Keep only the lines of the data below that contain "JSON", and copy them.

» **MATERIAL SHOWN**:
begin

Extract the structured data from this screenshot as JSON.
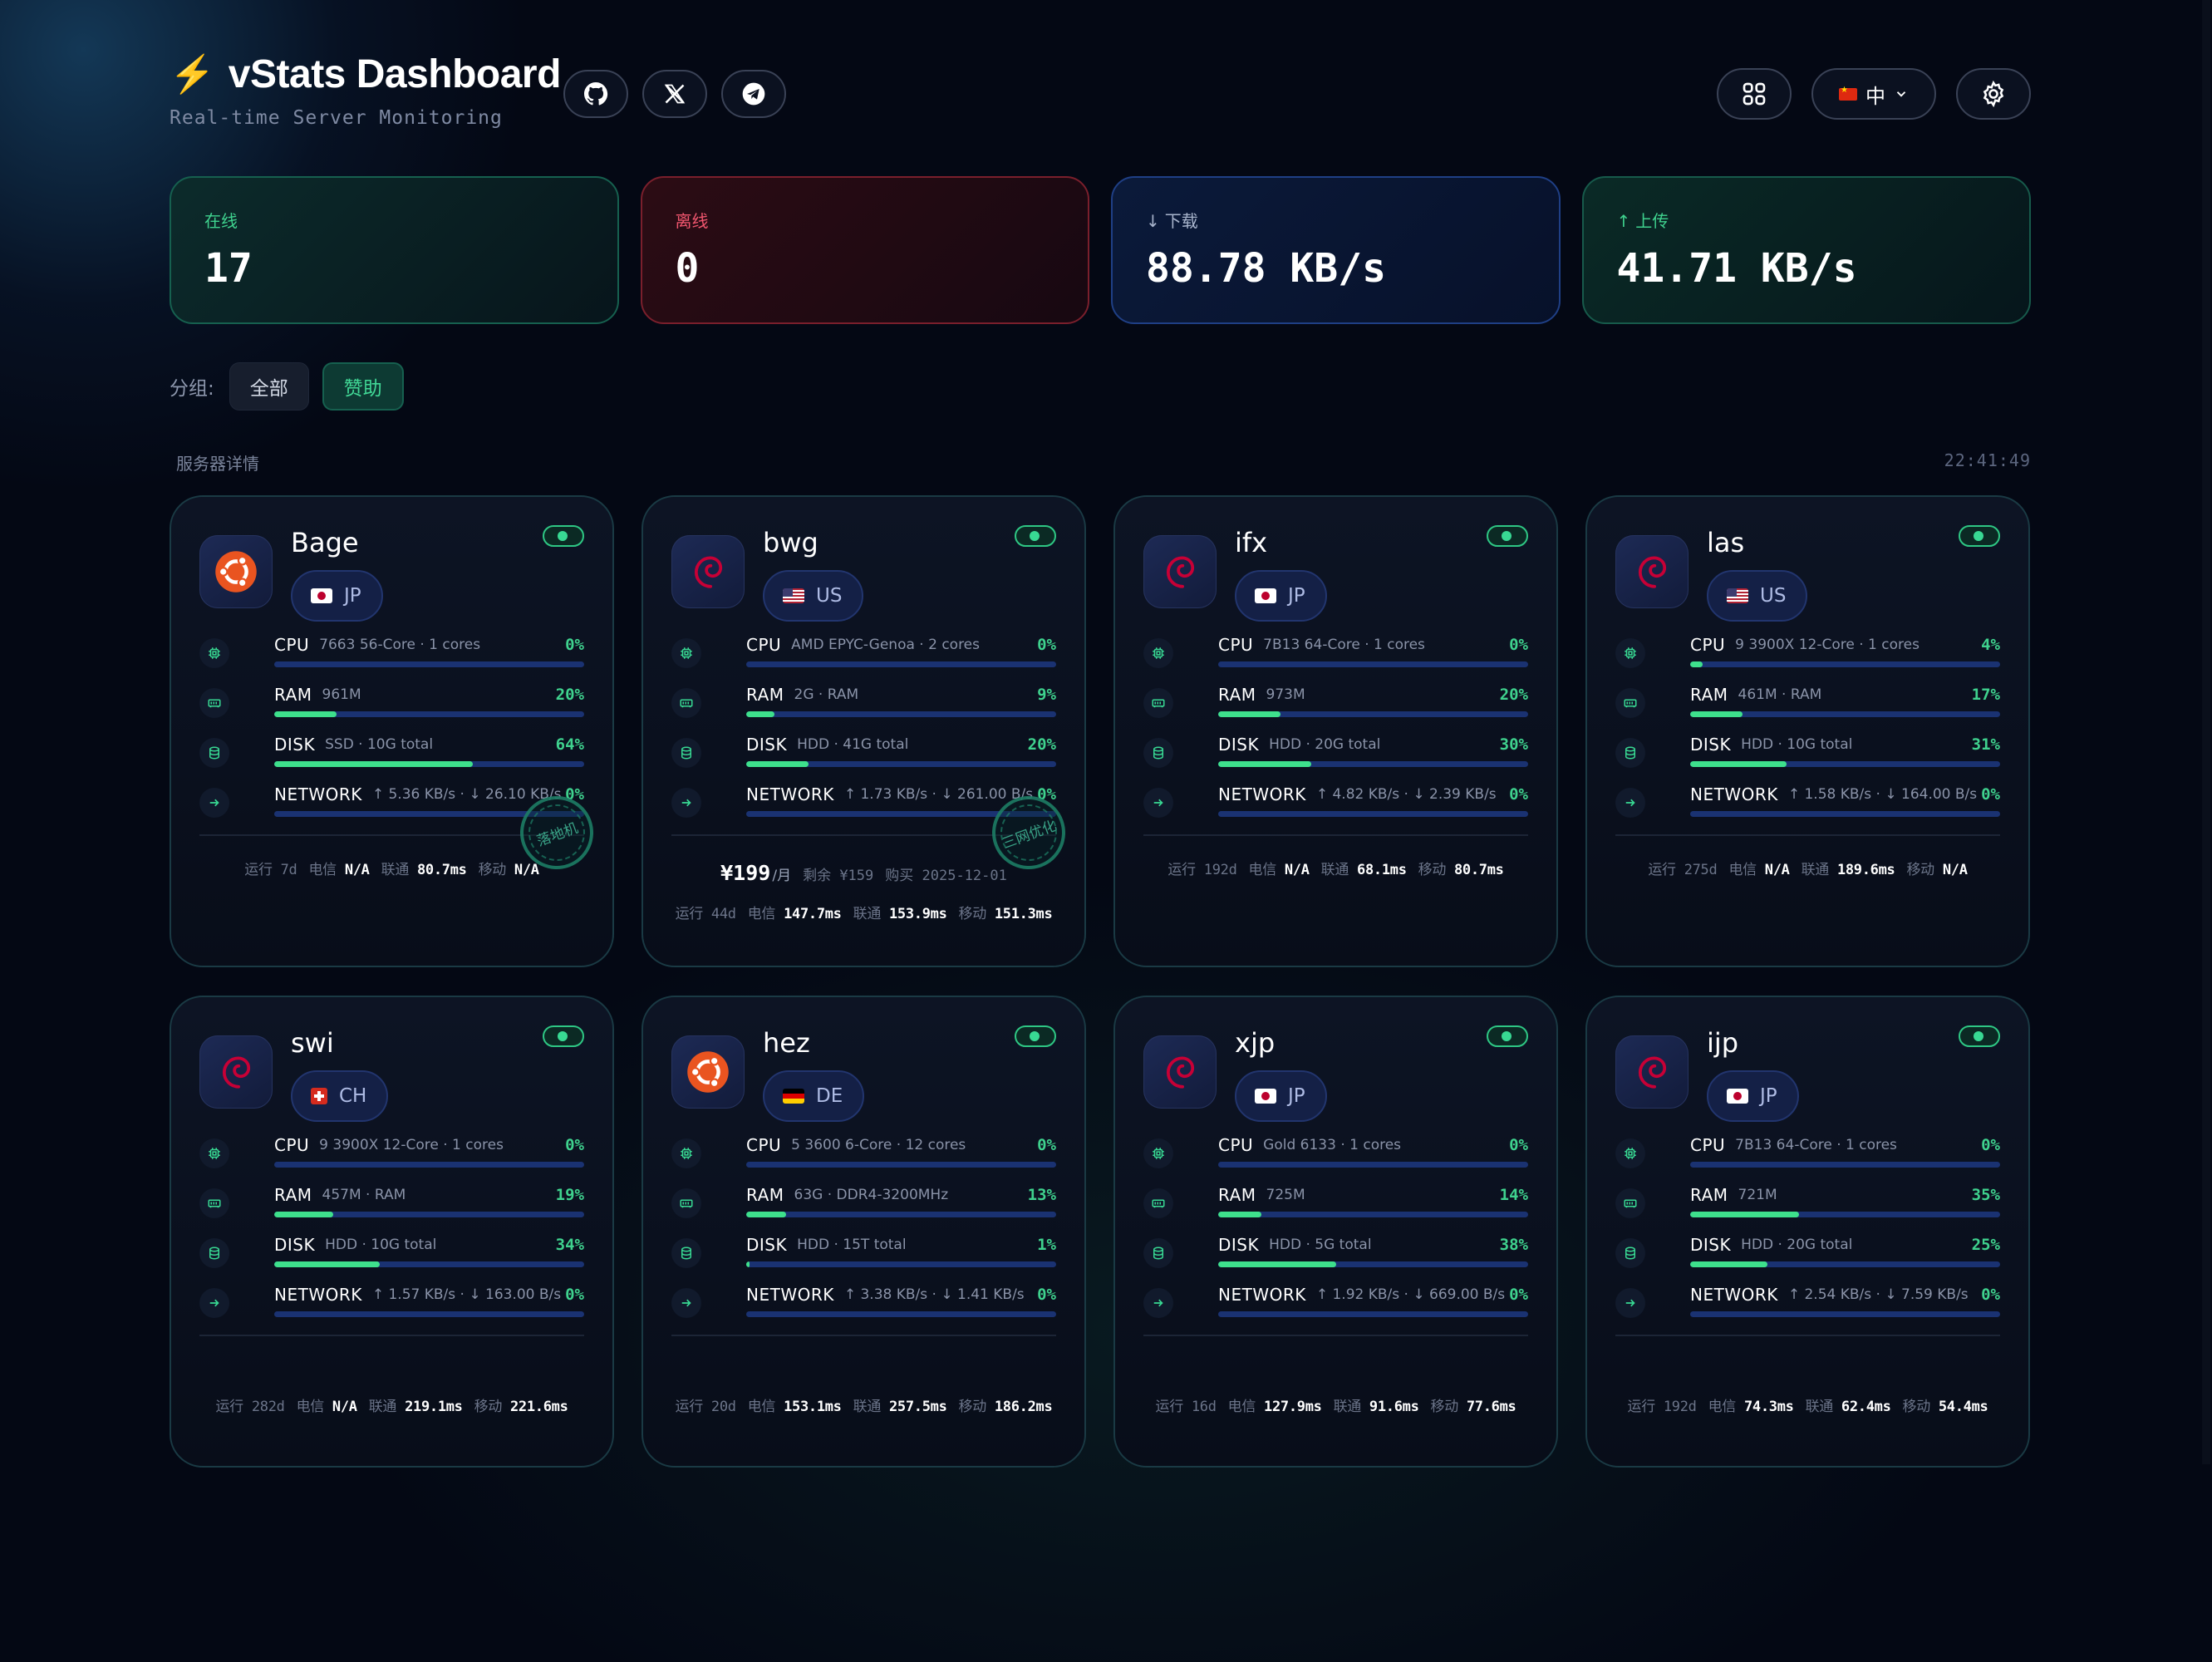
{
  "header": {
    "title": "vStats Dashboard",
    "subtitle": "Real-time Server Monitoring",
    "lang_label": "中"
  },
  "stats": {
    "online_label": "在线",
    "online_value": "17",
    "offline_label": "离线",
    "offline_value": "0",
    "download_label": "下载",
    "download_value": "88.78 KB/s",
    "upload_label": "上传",
    "upload_value": "41.71 KB/s"
  },
  "groups": {
    "label": "分组:",
    "all": "全部",
    "sponsor": "赞助"
  },
  "section": {
    "title": "服务器详情",
    "clock": "22:41:49"
  },
  "footer_labels": {
    "uptime": "运行",
    "telecom": "电信",
    "unicom": "联通",
    "mobile": "移动"
  },
  "metric_labels": {
    "cpu": "CPU",
    "ram": "RAM",
    "disk": "DISK",
    "network": "NETWORK"
  },
  "servers": [
    {
      "name": "Bage",
      "region": "JP",
      "os": "ubuntu",
      "cpu_detail": "7663 56-Core · 1 cores",
      "cpu_pct": "0%",
      "cpu": 0,
      "ram_detail": "961M",
      "ram_pct": "20%",
      "ram": 20,
      "disk_detail": "SSD · 10G total",
      "disk_pct": "64%",
      "disk": 64,
      "net_detail": "↑ 5.36 KB/s · ↓ 26.10 KB/s",
      "net_pct": "0%",
      "net": 0,
      "stamp": "落地机",
      "uptime": "7d",
      "telecom": "N/A",
      "unicom": "80.7ms",
      "mobile": "N/A"
    },
    {
      "name": "bwg",
      "region": "US",
      "os": "debian",
      "cpu_detail": "AMD EPYC-Genoa · 2 cores",
      "cpu_pct": "0%",
      "cpu": 0,
      "ram_detail": "2G · RAM",
      "ram_pct": "9%",
      "ram": 9,
      "disk_detail": "HDD · 41G total",
      "disk_pct": "20%",
      "disk": 20,
      "net_detail": "↑ 1.73 KB/s · ↓ 261.00 B/s",
      "net_pct": "0%",
      "net": 0,
      "stamp": "三网优化",
      "price": "¥199",
      "price_unit": "/月",
      "remaining": "剩余 ¥159",
      "purchase": "购买 2025-12-01",
      "uptime": "44d",
      "telecom": "147.7ms",
      "unicom": "153.9ms",
      "mobile": "151.3ms"
    },
    {
      "name": "ifx",
      "region": "JP",
      "os": "debian",
      "cpu_detail": "7B13 64-Core · 1 cores",
      "cpu_pct": "0%",
      "cpu": 0,
      "ram_detail": "973M",
      "ram_pct": "20%",
      "ram": 20,
      "disk_detail": "HDD · 20G total",
      "disk_pct": "30%",
      "disk": 30,
      "net_detail": "↑ 4.82 KB/s · ↓ 2.39 KB/s",
      "net_pct": "0%",
      "net": 0,
      "uptime": "192d",
      "telecom": "N/A",
      "unicom": "68.1ms",
      "mobile": "80.7ms"
    },
    {
      "name": "las",
      "region": "US",
      "os": "debian",
      "cpu_detail": "9 3900X 12-Core · 1 cores",
      "cpu_pct": "4%",
      "cpu": 4,
      "ram_detail": "461M · RAM",
      "ram_pct": "17%",
      "ram": 17,
      "disk_detail": "HDD · 10G total",
      "disk_pct": "31%",
      "disk": 31,
      "net_detail": "↑ 1.58 KB/s · ↓ 164.00 B/s",
      "net_pct": "0%",
      "net": 0,
      "uptime": "275d",
      "telecom": "N/A",
      "unicom": "189.6ms",
      "mobile": "N/A"
    },
    {
      "name": "swi",
      "region": "CH",
      "os": "debian",
      "cpu_detail": "9 3900X 12-Core · 1 cores",
      "cpu_pct": "0%",
      "cpu": 0,
      "ram_detail": "457M · RAM",
      "ram_pct": "19%",
      "ram": 19,
      "disk_detail": "HDD · 10G total",
      "disk_pct": "34%",
      "disk": 34,
      "net_detail": "↑ 1.57 KB/s · ↓ 163.00 B/s",
      "net_pct": "0%",
      "net": 0,
      "uptime": "282d",
      "telecom": "N/A",
      "unicom": "219.1ms",
      "mobile": "221.6ms"
    },
    {
      "name": "hez",
      "region": "DE",
      "os": "ubuntu",
      "cpu_detail": "5 3600 6-Core · 12 cores",
      "cpu_pct": "0%",
      "cpu": 0,
      "ram_detail": "63G · DDR4-3200MHz",
      "ram_pct": "13%",
      "ram": 13,
      "disk_detail": "HDD · 15T total",
      "disk_pct": "1%",
      "disk": 1,
      "net_detail": "↑ 3.38 KB/s · ↓ 1.41 KB/s",
      "net_pct": "0%",
      "net": 0,
      "uptime": "20d",
      "telecom": "153.1ms",
      "unicom": "257.5ms",
      "mobile": "186.2ms"
    },
    {
      "name": "xjp",
      "region": "JP",
      "os": "debian",
      "cpu_detail": "Gold 6133 · 1 cores",
      "cpu_pct": "0%",
      "cpu": 0,
      "ram_detail": "725M",
      "ram_pct": "14%",
      "ram": 14,
      "disk_detail": "HDD · 5G total",
      "disk_pct": "38%",
      "disk": 38,
      "net_detail": "↑ 1.92 KB/s · ↓ 669.00 B/s",
      "net_pct": "0%",
      "net": 0,
      "uptime": "16d",
      "telecom": "127.9ms",
      "unicom": "91.6ms",
      "mobile": "77.6ms"
    },
    {
      "name": "ijp",
      "region": "JP",
      "os": "debian",
      "cpu_detail": "7B13 64-Core · 1 cores",
      "cpu_pct": "0%",
      "cpu": 0,
      "ram_detail": "721M",
      "ram_pct": "35%",
      "ram": 35,
      "disk_detail": "HDD · 20G total",
      "disk_pct": "25%",
      "disk": 25,
      "net_detail": "↑ 2.54 KB/s · ↓ 7.59 KB/s",
      "net_pct": "0%",
      "net": 0,
      "uptime": "192d",
      "telecom": "74.3ms",
      "unicom": "62.4ms",
      "mobile": "54.4ms"
    }
  ],
  "colors": {
    "accent_green": "#3fd28e",
    "offline_red": "#f0566e",
    "bar_track": "#1a3272",
    "bar_fill": "#3ee08c"
  },
  "icons": [
    "bolt-icon",
    "github-icon",
    "x-icon",
    "telegram-icon",
    "grid-icon",
    "chevron-down-icon",
    "settings-icon",
    "cpu-icon",
    "ram-icon",
    "disk-icon",
    "network-icon",
    "ubuntu-icon",
    "debian-icon"
  ]
}
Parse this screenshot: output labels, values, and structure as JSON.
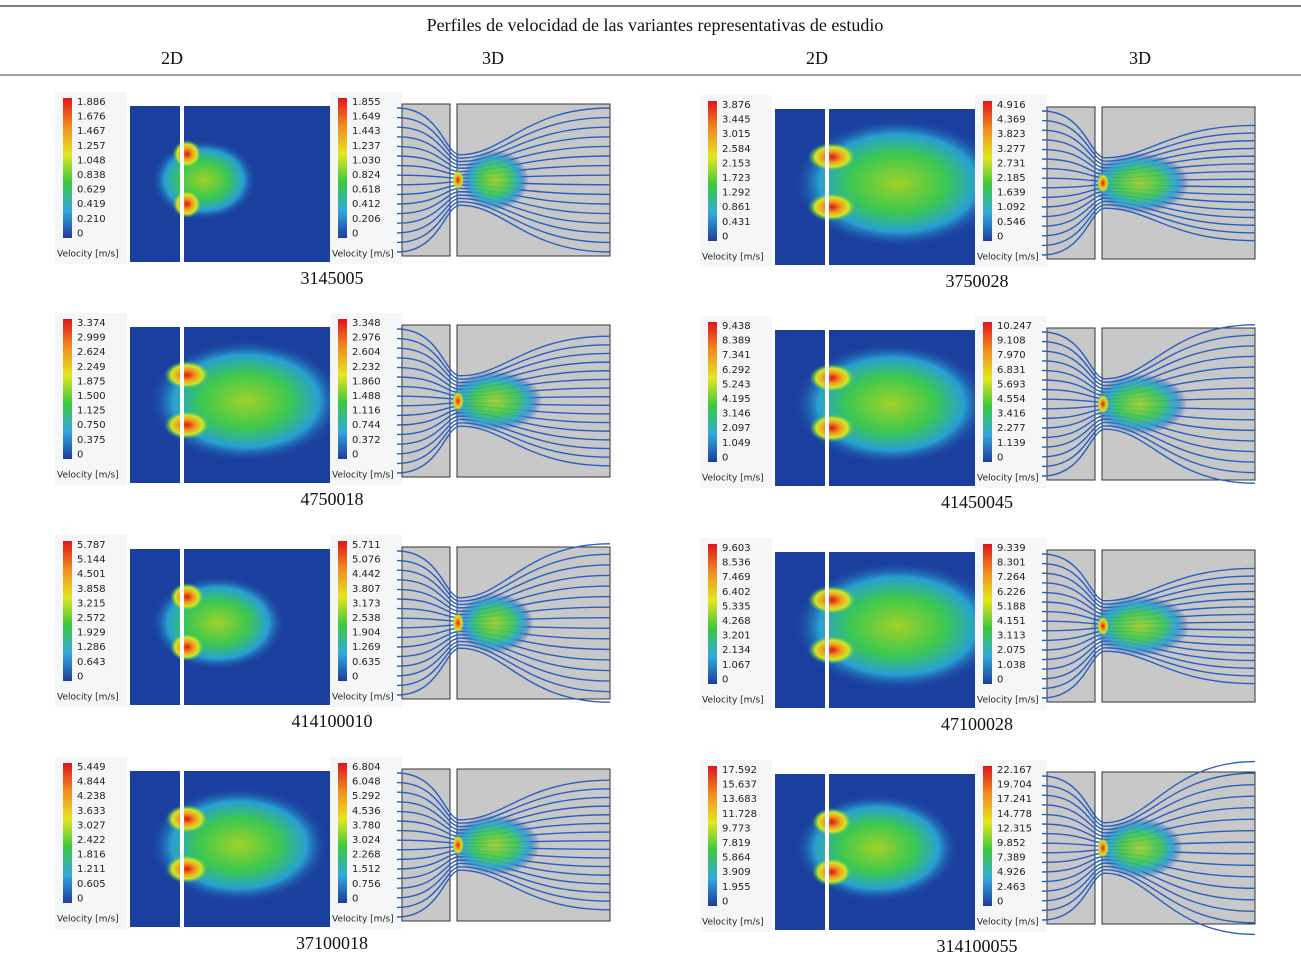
{
  "header": {
    "title": "Perfiles de velocidad de las variantes representativas de estudio",
    "columns": [
      "2D",
      "3D",
      "2D",
      "3D"
    ]
  },
  "legend_title": "Velocity [m/s]",
  "panels": [
    {
      "label": "3145005",
      "ticks_2d": [
        "1.886",
        "1.676",
        "1.467",
        "1.257",
        "1.048",
        "0.838",
        "0.629",
        "0.419",
        "0.210",
        "0"
      ],
      "ticks_3d": [
        "1.855",
        "1.649",
        "1.443",
        "1.237",
        "1.030",
        "0.824",
        "0.618",
        "0.412",
        "0.206",
        "0"
      ]
    },
    {
      "label": "3750028",
      "ticks_2d": [
        "3.876",
        "3.445",
        "3.015",
        "2.584",
        "2.153",
        "1.723",
        "1.292",
        "0.861",
        "0.431",
        "0"
      ],
      "ticks_3d": [
        "4.916",
        "4.369",
        "3.823",
        "3.277",
        "2.731",
        "2.185",
        "1.639",
        "1.092",
        "0.546",
        "0"
      ]
    },
    {
      "label": "4750018",
      "ticks_2d": [
        "3.374",
        "2.999",
        "2.624",
        "2.249",
        "1.875",
        "1.500",
        "1.125",
        "0.750",
        "0.375",
        "0"
      ],
      "ticks_3d": [
        "3.348",
        "2.976",
        "2.604",
        "2.232",
        "1.860",
        "1.488",
        "1.116",
        "0.744",
        "0.372",
        "0"
      ]
    },
    {
      "label": "41450045",
      "ticks_2d": [
        "9.438",
        "8.389",
        "7.341",
        "6.292",
        "5.243",
        "4.195",
        "3.146",
        "2.097",
        "1.049",
        "0"
      ],
      "ticks_3d": [
        "10.247",
        "9.108",
        "7.970",
        "6.831",
        "5.693",
        "4.554",
        "3.416",
        "2.277",
        "1.139",
        "0"
      ]
    },
    {
      "label": "414100010",
      "ticks_2d": [
        "5.787",
        "5.144",
        "4.501",
        "3.858",
        "3.215",
        "2.572",
        "1.929",
        "1.286",
        "0.643",
        "0"
      ],
      "ticks_3d": [
        "5.711",
        "5.076",
        "4.442",
        "3.807",
        "3.173",
        "2.538",
        "1.904",
        "1.269",
        "0.635",
        "0"
      ]
    },
    {
      "label": "47100028",
      "ticks_2d": [
        "9.603",
        "8.536",
        "7.469",
        "6.402",
        "5.335",
        "4.268",
        "3.201",
        "2.134",
        "1.067",
        "0"
      ],
      "ticks_3d": [
        "9.339",
        "8.301",
        "7.264",
        "6.226",
        "5.188",
        "4.151",
        "3.113",
        "2.075",
        "1.038",
        "0"
      ]
    },
    {
      "label": "37100018",
      "ticks_2d": [
        "5.449",
        "4.844",
        "4.238",
        "3.633",
        "3.027",
        "2.422",
        "1.816",
        "1.211",
        "0.605",
        "0"
      ],
      "ticks_3d": [
        "6.804",
        "6.048",
        "5.292",
        "4.536",
        "3.780",
        "3.024",
        "2.268",
        "1.512",
        "0.756",
        "0"
      ]
    },
    {
      "label": "314100055",
      "ticks_2d": [
        "17.592",
        "15.637",
        "13.683",
        "11.728",
        "9.773",
        "7.819",
        "5.864",
        "3.909",
        "1.955",
        "0"
      ],
      "ticks_3d": [
        "22.167",
        "19.704",
        "17.241",
        "14.778",
        "12.315",
        "9.852",
        "7.389",
        "4.926",
        "2.463",
        "0"
      ]
    }
  ]
}
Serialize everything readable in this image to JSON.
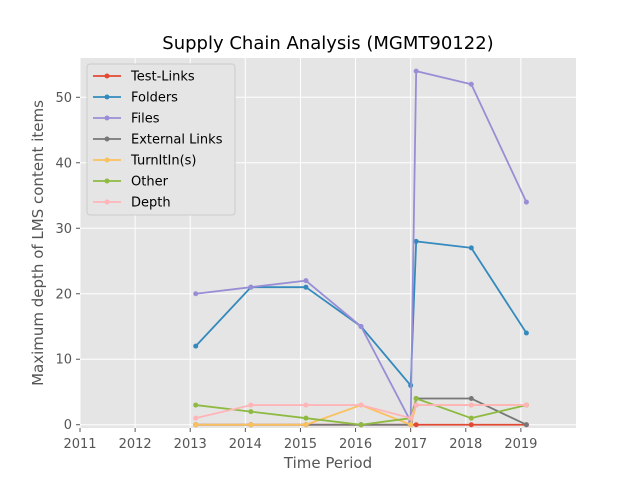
{
  "chart_data": {
    "type": "line",
    "title": "Supply Chain Analysis (MGMT90122)",
    "xlabel": "Time Period",
    "ylabel": "Maximum depth of LMS content items",
    "xlim": [
      2011,
      2020
    ],
    "ylim": [
      -0.5,
      56
    ],
    "x_ticks": [
      "2011",
      "2012",
      "2013",
      "2014",
      "2015",
      "2016",
      "2017",
      "2018",
      "2019"
    ],
    "y_ticks": [
      "0",
      "10",
      "20",
      "30",
      "40",
      "50"
    ],
    "grid": true,
    "legend_position": "upper-left",
    "x": [
      2013.1,
      2014.1,
      2015.1,
      2016.1,
      2017.0,
      2017.1,
      2018.1,
      2019.1
    ],
    "series": [
      {
        "name": "Test-Links",
        "color": "#e24a33",
        "values": [
          0,
          0,
          0,
          0,
          0,
          0,
          0,
          0
        ]
      },
      {
        "name": "Folders",
        "color": "#348abd",
        "values": [
          12,
          21,
          21,
          15,
          6,
          28,
          27,
          14
        ]
      },
      {
        "name": "Files",
        "color": "#988ed5",
        "values": [
          20,
          21,
          22,
          15,
          0.5,
          54,
          52,
          34
        ]
      },
      {
        "name": "External Links",
        "color": "#777777",
        "values": [
          0,
          0,
          0,
          0,
          0,
          4,
          4,
          0
        ]
      },
      {
        "name": "TurnItIn(s)",
        "color": "#fbc15e",
        "values": [
          0,
          0,
          0,
          3,
          0,
          3,
          3,
          3
        ]
      },
      {
        "name": "Other",
        "color": "#8eba42",
        "values": [
          3,
          2,
          1,
          0,
          1,
          4,
          1,
          3
        ]
      },
      {
        "name": "Depth",
        "color": "#ffb5b8",
        "values": [
          1,
          3,
          3,
          3,
          1,
          3,
          3,
          3
        ]
      }
    ]
  }
}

end

» **SOLVED PROBLEM**:
Extract the structured data from this screenshot as JSON.
Parse this screenshot: output labels, values, and structure as JSON.
Serialize everything readable in this image to JSON.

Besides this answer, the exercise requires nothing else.